[WHAT TO PRODUCE]:
Write out the records beneath this line exactly as they appear, minus any images.

[MATERIAL PROVIDED]:
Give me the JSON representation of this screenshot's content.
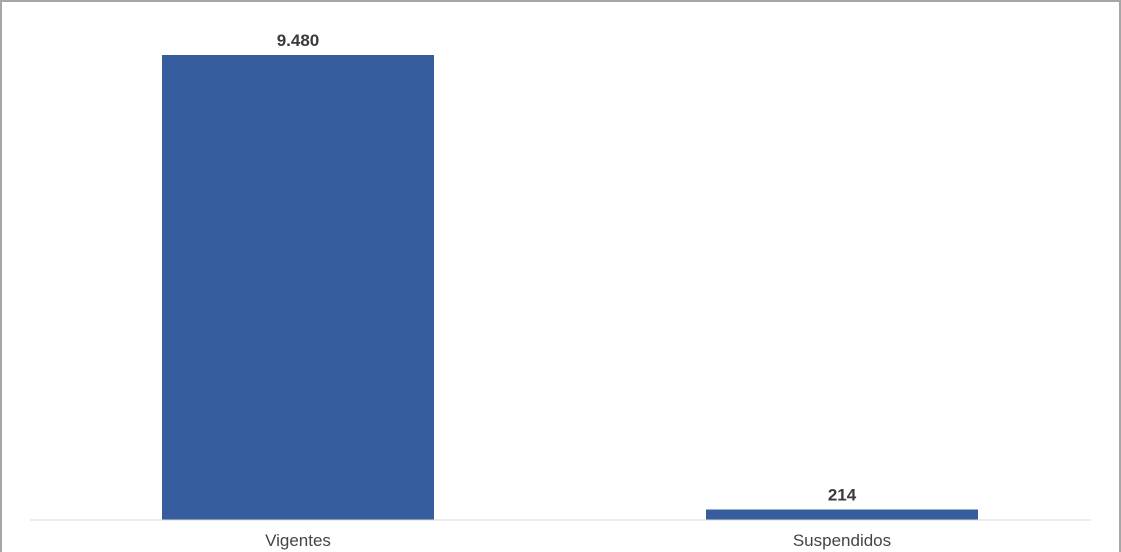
{
  "chart_data": {
    "type": "bar",
    "categories": [
      "Vigentes",
      "Suspendidos"
    ],
    "values": [
      9480,
      214
    ],
    "value_labels": [
      "9.480",
      "214"
    ],
    "title": "",
    "xlabel": "",
    "ylabel": "",
    "ylim": [
      0,
      9480
    ],
    "grid": false,
    "legend": "none",
    "bar_color": "#365e9f"
  }
}
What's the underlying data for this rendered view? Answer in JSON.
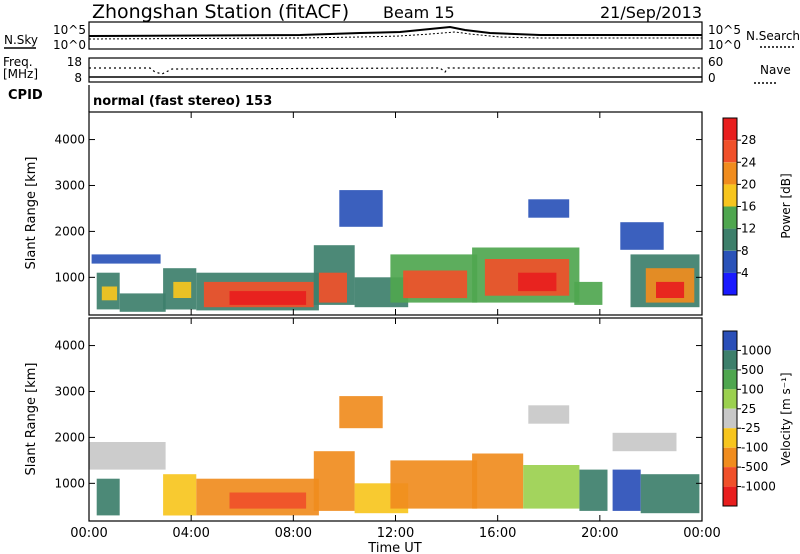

[ANSWER TO THIS PROBLEM]:
Give me the JSON representation of this screenshot's content.
{
  "chart_data": {
    "type": "bar",
    "categories": [
      "Vigentes",
      "Suspendidos"
    ],
    "values": [
      9480,
      214
    ],
    "value_labels": [
      "9.480",
      "214"
    ],
    "title": "",
    "xlabel": "",
    "ylabel": "",
    "ylim": [
      0,
      9480
    ],
    "grid": false,
    "legend": "none",
    "bar_color": "#365e9f"
  }
}
What's the underlying data for this rendered view? Answer in JSON.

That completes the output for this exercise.